▶ _WRITTEN REQUEST_: Write out the material exactly, leaving every picture behind.

▶ _DATA TO PROCESS_:

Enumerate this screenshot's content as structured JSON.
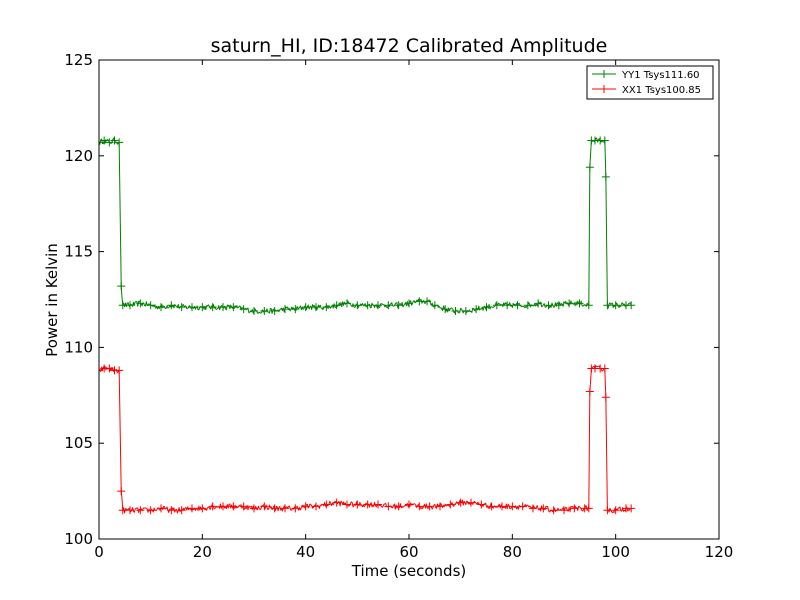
{
  "chart_data": {
    "type": "line",
    "title": "saturn_HI, ID:18472 Calibrated Amplitude",
    "xlabel": "Time (seconds)",
    "ylabel": "Power in Kelvin",
    "xlim": [
      0,
      120
    ],
    "ylim": [
      100,
      125
    ],
    "xticks": [
      0,
      20,
      40,
      60,
      80,
      100,
      120
    ],
    "yticks": [
      100,
      105,
      110,
      115,
      120,
      125
    ],
    "grid": false,
    "legend_position": "top-right",
    "series": [
      {
        "name": "YY1 Tsys111.60",
        "color": "#008000",
        "marker": "+",
        "points": [
          [
            0.0,
            120.7
          ],
          [
            1.0,
            120.8
          ],
          [
            2.0,
            120.7
          ],
          [
            3.0,
            120.8
          ],
          [
            3.9,
            120.7
          ],
          [
            4.3,
            113.2
          ],
          [
            4.6,
            112.2
          ],
          [
            6.0,
            112.2
          ],
          [
            8.0,
            112.3
          ],
          [
            10.0,
            112.2
          ],
          [
            12.0,
            112.1
          ],
          [
            14.0,
            112.2
          ],
          [
            16.0,
            112.1
          ],
          [
            18.0,
            112.1
          ],
          [
            20.0,
            112.1
          ],
          [
            22.0,
            112.1
          ],
          [
            24.0,
            112.1
          ],
          [
            26.0,
            112.1
          ],
          [
            28.0,
            112.0
          ],
          [
            30.0,
            111.9
          ],
          [
            32.0,
            111.9
          ],
          [
            34.0,
            111.9
          ],
          [
            36.0,
            112.0
          ],
          [
            38.0,
            112.0
          ],
          [
            40.0,
            112.1
          ],
          [
            42.0,
            112.1
          ],
          [
            44.0,
            112.1
          ],
          [
            46.0,
            112.2
          ],
          [
            48.0,
            112.3
          ],
          [
            50.0,
            112.2
          ],
          [
            52.0,
            112.2
          ],
          [
            54.0,
            112.2
          ],
          [
            56.0,
            112.2
          ],
          [
            58.0,
            112.2
          ],
          [
            60.0,
            112.3
          ],
          [
            62.0,
            112.4
          ],
          [
            63.5,
            112.4
          ],
          [
            65.0,
            112.2
          ],
          [
            67.0,
            112.0
          ],
          [
            69.0,
            111.9
          ],
          [
            71.0,
            111.9
          ],
          [
            73.0,
            112.0
          ],
          [
            75.0,
            112.1
          ],
          [
            77.0,
            112.2
          ],
          [
            79.0,
            112.2
          ],
          [
            81.0,
            112.2
          ],
          [
            83.0,
            112.2
          ],
          [
            85.0,
            112.3
          ],
          [
            87.0,
            112.2
          ],
          [
            89.0,
            112.2
          ],
          [
            91.0,
            112.3
          ],
          [
            93.0,
            112.3
          ],
          [
            94.8,
            112.2
          ],
          [
            95.0,
            119.4
          ],
          [
            95.3,
            120.8
          ],
          [
            96.0,
            120.8
          ],
          [
            97.0,
            120.8
          ],
          [
            97.9,
            120.8
          ],
          [
            98.1,
            118.9
          ],
          [
            98.4,
            112.2
          ],
          [
            100.0,
            112.2
          ],
          [
            102.0,
            112.2
          ],
          [
            103.0,
            112.2
          ]
        ]
      },
      {
        "name": "XX1 Tsys100.85",
        "color": "#ff0000",
        "marker": "+",
        "points": [
          [
            0.0,
            108.8
          ],
          [
            1.0,
            108.9
          ],
          [
            2.0,
            108.9
          ],
          [
            3.0,
            108.8
          ],
          [
            3.9,
            108.8
          ],
          [
            4.3,
            102.5
          ],
          [
            4.6,
            101.5
          ],
          [
            6.0,
            101.5
          ],
          [
            8.0,
            101.5
          ],
          [
            10.0,
            101.5
          ],
          [
            12.0,
            101.6
          ],
          [
            14.0,
            101.5
          ],
          [
            16.0,
            101.5
          ],
          [
            18.0,
            101.6
          ],
          [
            20.0,
            101.6
          ],
          [
            22.0,
            101.7
          ],
          [
            24.0,
            101.7
          ],
          [
            26.0,
            101.7
          ],
          [
            28.0,
            101.7
          ],
          [
            30.0,
            101.6
          ],
          [
            32.0,
            101.7
          ],
          [
            34.0,
            101.6
          ],
          [
            36.0,
            101.6
          ],
          [
            38.0,
            101.6
          ],
          [
            40.0,
            101.7
          ],
          [
            42.0,
            101.7
          ],
          [
            44.0,
            101.8
          ],
          [
            46.0,
            101.9
          ],
          [
            48.0,
            101.8
          ],
          [
            50.0,
            101.8
          ],
          [
            52.0,
            101.8
          ],
          [
            54.0,
            101.8
          ],
          [
            56.0,
            101.7
          ],
          [
            58.0,
            101.7
          ],
          [
            60.0,
            101.8
          ],
          [
            62.0,
            101.7
          ],
          [
            64.0,
            101.7
          ],
          [
            66.0,
            101.7
          ],
          [
            68.0,
            101.8
          ],
          [
            70.0,
            101.9
          ],
          [
            72.0,
            101.9
          ],
          [
            74.0,
            101.8
          ],
          [
            76.0,
            101.7
          ],
          [
            78.0,
            101.7
          ],
          [
            80.0,
            101.7
          ],
          [
            82.0,
            101.7
          ],
          [
            84.0,
            101.6
          ],
          [
            86.0,
            101.6
          ],
          [
            88.0,
            101.5
          ],
          [
            90.0,
            101.5
          ],
          [
            92.0,
            101.6
          ],
          [
            94.0,
            101.6
          ],
          [
            94.8,
            101.6
          ],
          [
            95.0,
            107.7
          ],
          [
            95.3,
            108.9
          ],
          [
            96.0,
            108.9
          ],
          [
            97.0,
            108.9
          ],
          [
            97.9,
            108.9
          ],
          [
            98.1,
            107.4
          ],
          [
            98.4,
            101.5
          ],
          [
            100.0,
            101.5
          ],
          [
            102.0,
            101.6
          ],
          [
            103.0,
            101.6
          ]
        ]
      }
    ]
  }
}
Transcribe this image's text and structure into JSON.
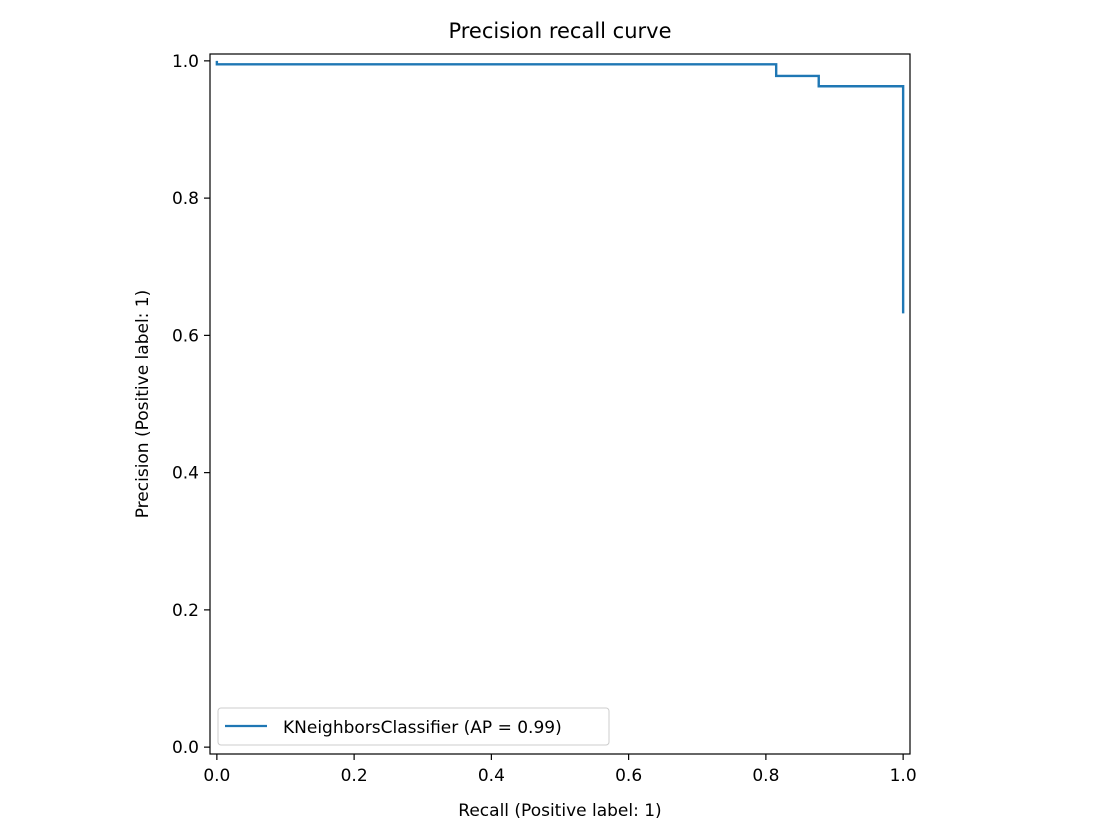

▶ _CORRECT RESPONSE_:
Enumerate this screenshot's content as structured JSON.
{
  "chart_data": {
    "type": "line",
    "title": "saturn_HI, ID:18472 Calibrated Amplitude",
    "xlabel": "Time (seconds)",
    "ylabel": "Power in Kelvin",
    "xlim": [
      0,
      120
    ],
    "ylim": [
      100,
      125
    ],
    "xticks": [
      0,
      20,
      40,
      60,
      80,
      100,
      120
    ],
    "yticks": [
      100,
      105,
      110,
      115,
      120,
      125
    ],
    "grid": false,
    "legend_position": "top-right",
    "series": [
      {
        "name": "YY1 Tsys111.60",
        "color": "#008000",
        "marker": "+",
        "points": [
          [
            0.0,
            120.7
          ],
          [
            1.0,
            120.8
          ],
          [
            2.0,
            120.7
          ],
          [
            3.0,
            120.8
          ],
          [
            3.9,
            120.7
          ],
          [
            4.3,
            113.2
          ],
          [
            4.6,
            112.2
          ],
          [
            6.0,
            112.2
          ],
          [
            8.0,
            112.3
          ],
          [
            10.0,
            112.2
          ],
          [
            12.0,
            112.1
          ],
          [
            14.0,
            112.2
          ],
          [
            16.0,
            112.1
          ],
          [
            18.0,
            112.1
          ],
          [
            20.0,
            112.1
          ],
          [
            22.0,
            112.1
          ],
          [
            24.0,
            112.1
          ],
          [
            26.0,
            112.1
          ],
          [
            28.0,
            112.0
          ],
          [
            30.0,
            111.9
          ],
          [
            32.0,
            111.9
          ],
          [
            34.0,
            111.9
          ],
          [
            36.0,
            112.0
          ],
          [
            38.0,
            112.0
          ],
          [
            40.0,
            112.1
          ],
          [
            42.0,
            112.1
          ],
          [
            44.0,
            112.1
          ],
          [
            46.0,
            112.2
          ],
          [
            48.0,
            112.3
          ],
          [
            50.0,
            112.2
          ],
          [
            52.0,
            112.2
          ],
          [
            54.0,
            112.2
          ],
          [
            56.0,
            112.2
          ],
          [
            58.0,
            112.2
          ],
          [
            60.0,
            112.3
          ],
          [
            62.0,
            112.4
          ],
          [
            63.5,
            112.4
          ],
          [
            65.0,
            112.2
          ],
          [
            67.0,
            112.0
          ],
          [
            69.0,
            111.9
          ],
          [
            71.0,
            111.9
          ],
          [
            73.0,
            112.0
          ],
          [
            75.0,
            112.1
          ],
          [
            77.0,
            112.2
          ],
          [
            79.0,
            112.2
          ],
          [
            81.0,
            112.2
          ],
          [
            83.0,
            112.2
          ],
          [
            85.0,
            112.3
          ],
          [
            87.0,
            112.2
          ],
          [
            89.0,
            112.2
          ],
          [
            91.0,
            112.3
          ],
          [
            93.0,
            112.3
          ],
          [
            94.8,
            112.2
          ],
          [
            95.0,
            119.4
          ],
          [
            95.3,
            120.8
          ],
          [
            96.0,
            120.8
          ],
          [
            97.0,
            120.8
          ],
          [
            97.9,
            120.8
          ],
          [
            98.1,
            118.9
          ],
          [
            98.4,
            112.2
          ],
          [
            100.0,
            112.2
          ],
          [
            102.0,
            112.2
          ],
          [
            103.0,
            112.2
          ]
        ]
      },
      {
        "name": "XX1 Tsys100.85",
        "color": "#ff0000",
        "marker": "+",
        "points": [
          [
            0.0,
            108.8
          ],
          [
            1.0,
            108.9
          ],
          [
            2.0,
            108.9
          ],
          [
            3.0,
            108.8
          ],
          [
            3.9,
            108.8
          ],
          [
            4.3,
            102.5
          ],
          [
            4.6,
            101.5
          ],
          [
            6.0,
            101.5
          ],
          [
            8.0,
            101.5
          ],
          [
            10.0,
            101.5
          ],
          [
            12.0,
            101.6
          ],
          [
            14.0,
            101.5
          ],
          [
            16.0,
            101.5
          ],
          [
            18.0,
            101.6
          ],
          [
            20.0,
            101.6
          ],
          [
            22.0,
            101.7
          ],
          [
            24.0,
            101.7
          ],
          [
            26.0,
            101.7
          ],
          [
            28.0,
            101.7
          ],
          [
            30.0,
            101.6
          ],
          [
            32.0,
            101.7
          ],
          [
            34.0,
            101.6
          ],
          [
            36.0,
            101.6
          ],
          [
            38.0,
            101.6
          ],
          [
            40.0,
            101.7
          ],
          [
            42.0,
            101.7
          ],
          [
            44.0,
            101.8
          ],
          [
            46.0,
            101.9
          ],
          [
            48.0,
            101.8
          ],
          [
            50.0,
            101.8
          ],
          [
            52.0,
            101.8
          ],
          [
            54.0,
            101.8
          ],
          [
            56.0,
            101.7
          ],
          [
            58.0,
            101.7
          ],
          [
            60.0,
            101.8
          ],
          [
            62.0,
            101.7
          ],
          [
            64.0,
            101.7
          ],
          [
            66.0,
            101.7
          ],
          [
            68.0,
            101.8
          ],
          [
            70.0,
            101.9
          ],
          [
            72.0,
            101.9
          ],
          [
            74.0,
            101.8
          ],
          [
            76.0,
            101.7
          ],
          [
            78.0,
            101.7
          ],
          [
            80.0,
            101.7
          ],
          [
            82.0,
            101.7
          ],
          [
            84.0,
            101.6
          ],
          [
            86.0,
            101.6
          ],
          [
            88.0,
            101.5
          ],
          [
            90.0,
            101.5
          ],
          [
            92.0,
            101.6
          ],
          [
            94.0,
            101.6
          ],
          [
            94.8,
            101.6
          ],
          [
            95.0,
            107.7
          ],
          [
            95.3,
            108.9
          ],
          [
            96.0,
            108.9
          ],
          [
            97.0,
            108.9
          ],
          [
            97.9,
            108.9
          ],
          [
            98.1,
            107.4
          ],
          [
            98.4,
            101.5
          ],
          [
            100.0,
            101.5
          ],
          [
            102.0,
            101.6
          ],
          [
            103.0,
            101.6
          ]
        ]
      }
    ]
  }
}
Transcribe this image's text and structure into JSON.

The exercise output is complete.